◆ Material for this task
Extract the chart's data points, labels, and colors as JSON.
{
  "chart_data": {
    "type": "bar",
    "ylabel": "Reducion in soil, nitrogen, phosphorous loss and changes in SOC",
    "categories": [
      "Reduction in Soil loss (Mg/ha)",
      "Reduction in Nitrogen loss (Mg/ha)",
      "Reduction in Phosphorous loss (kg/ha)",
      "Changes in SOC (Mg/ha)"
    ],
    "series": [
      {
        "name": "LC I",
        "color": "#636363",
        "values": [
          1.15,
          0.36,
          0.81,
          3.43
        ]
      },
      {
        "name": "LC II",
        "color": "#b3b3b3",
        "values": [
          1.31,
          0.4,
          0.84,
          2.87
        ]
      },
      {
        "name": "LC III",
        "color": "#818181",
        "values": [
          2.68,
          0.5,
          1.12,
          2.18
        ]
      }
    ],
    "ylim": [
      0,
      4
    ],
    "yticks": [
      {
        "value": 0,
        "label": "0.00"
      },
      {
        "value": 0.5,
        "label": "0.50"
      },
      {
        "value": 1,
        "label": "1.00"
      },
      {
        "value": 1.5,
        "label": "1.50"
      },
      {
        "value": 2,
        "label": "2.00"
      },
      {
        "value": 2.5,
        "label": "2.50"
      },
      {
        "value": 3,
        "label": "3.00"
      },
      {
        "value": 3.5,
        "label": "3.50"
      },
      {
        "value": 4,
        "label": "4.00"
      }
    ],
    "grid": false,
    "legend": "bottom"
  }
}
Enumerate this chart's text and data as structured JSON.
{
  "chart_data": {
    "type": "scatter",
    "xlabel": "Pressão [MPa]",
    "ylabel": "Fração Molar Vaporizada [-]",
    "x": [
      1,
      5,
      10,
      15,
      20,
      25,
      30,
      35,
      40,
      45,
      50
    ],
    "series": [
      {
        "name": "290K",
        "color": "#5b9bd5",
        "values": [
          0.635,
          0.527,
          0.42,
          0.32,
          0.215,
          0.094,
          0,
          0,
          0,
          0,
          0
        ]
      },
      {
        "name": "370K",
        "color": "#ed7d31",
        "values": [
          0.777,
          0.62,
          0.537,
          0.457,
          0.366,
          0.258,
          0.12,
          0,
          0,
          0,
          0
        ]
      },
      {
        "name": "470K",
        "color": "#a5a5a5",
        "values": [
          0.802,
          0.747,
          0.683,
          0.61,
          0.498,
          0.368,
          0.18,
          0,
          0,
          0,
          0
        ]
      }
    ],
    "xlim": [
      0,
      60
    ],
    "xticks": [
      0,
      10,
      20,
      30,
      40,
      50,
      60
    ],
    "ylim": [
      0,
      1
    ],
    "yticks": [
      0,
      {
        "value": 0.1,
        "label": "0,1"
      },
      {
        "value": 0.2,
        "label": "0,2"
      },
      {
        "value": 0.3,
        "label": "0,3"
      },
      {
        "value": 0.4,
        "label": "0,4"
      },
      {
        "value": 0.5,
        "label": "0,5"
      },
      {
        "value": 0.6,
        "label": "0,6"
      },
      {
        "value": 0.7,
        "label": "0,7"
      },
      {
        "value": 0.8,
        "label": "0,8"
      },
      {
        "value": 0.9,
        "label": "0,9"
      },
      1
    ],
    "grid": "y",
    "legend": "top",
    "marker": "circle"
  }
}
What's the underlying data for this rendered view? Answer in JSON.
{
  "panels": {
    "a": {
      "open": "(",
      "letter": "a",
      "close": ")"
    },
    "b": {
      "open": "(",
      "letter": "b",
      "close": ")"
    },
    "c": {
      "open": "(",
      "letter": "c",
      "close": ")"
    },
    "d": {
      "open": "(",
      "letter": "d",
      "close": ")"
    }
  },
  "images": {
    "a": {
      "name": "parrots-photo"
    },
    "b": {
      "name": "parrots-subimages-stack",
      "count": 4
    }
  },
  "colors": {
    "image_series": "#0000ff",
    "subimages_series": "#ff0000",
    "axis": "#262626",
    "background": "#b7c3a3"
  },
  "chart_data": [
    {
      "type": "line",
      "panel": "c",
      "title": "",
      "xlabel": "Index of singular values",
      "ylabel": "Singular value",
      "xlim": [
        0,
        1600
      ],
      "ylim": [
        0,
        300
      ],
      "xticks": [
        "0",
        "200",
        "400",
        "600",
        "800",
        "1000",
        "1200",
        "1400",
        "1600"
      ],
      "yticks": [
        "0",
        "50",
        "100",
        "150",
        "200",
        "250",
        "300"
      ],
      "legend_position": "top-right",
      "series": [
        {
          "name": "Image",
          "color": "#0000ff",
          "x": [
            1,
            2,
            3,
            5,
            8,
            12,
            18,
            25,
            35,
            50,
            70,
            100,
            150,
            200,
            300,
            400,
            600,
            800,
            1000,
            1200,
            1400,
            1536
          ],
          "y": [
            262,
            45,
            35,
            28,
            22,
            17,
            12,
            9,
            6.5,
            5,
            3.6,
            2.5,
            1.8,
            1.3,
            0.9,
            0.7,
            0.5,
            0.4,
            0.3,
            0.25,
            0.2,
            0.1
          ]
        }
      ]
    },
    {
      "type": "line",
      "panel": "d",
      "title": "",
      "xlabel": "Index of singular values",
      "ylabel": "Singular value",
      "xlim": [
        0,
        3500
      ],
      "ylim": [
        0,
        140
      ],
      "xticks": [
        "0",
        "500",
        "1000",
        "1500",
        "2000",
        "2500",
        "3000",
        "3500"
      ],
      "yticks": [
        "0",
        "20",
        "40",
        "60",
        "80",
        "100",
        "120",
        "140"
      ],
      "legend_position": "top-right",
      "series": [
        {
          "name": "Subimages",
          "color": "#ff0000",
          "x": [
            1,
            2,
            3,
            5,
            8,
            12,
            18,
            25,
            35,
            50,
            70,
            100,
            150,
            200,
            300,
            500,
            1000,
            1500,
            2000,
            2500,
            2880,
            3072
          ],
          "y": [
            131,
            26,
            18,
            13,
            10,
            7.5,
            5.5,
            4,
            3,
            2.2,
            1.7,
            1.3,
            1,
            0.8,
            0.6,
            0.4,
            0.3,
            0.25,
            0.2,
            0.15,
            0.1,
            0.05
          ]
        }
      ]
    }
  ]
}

◆ Prompt
Only lines with "loss" are wanted here; list each of them.

◆ Answer for this exercise
    "ylabel": "Reducion in soil, nitrogen, phosphorous loss and changes in SOC",
      "Reduction in Soil loss (Mg/ha)",
      "Reduction in Nitrogen loss (Mg/ha)",
      "Reduction in Phosphorous loss (kg/ha)",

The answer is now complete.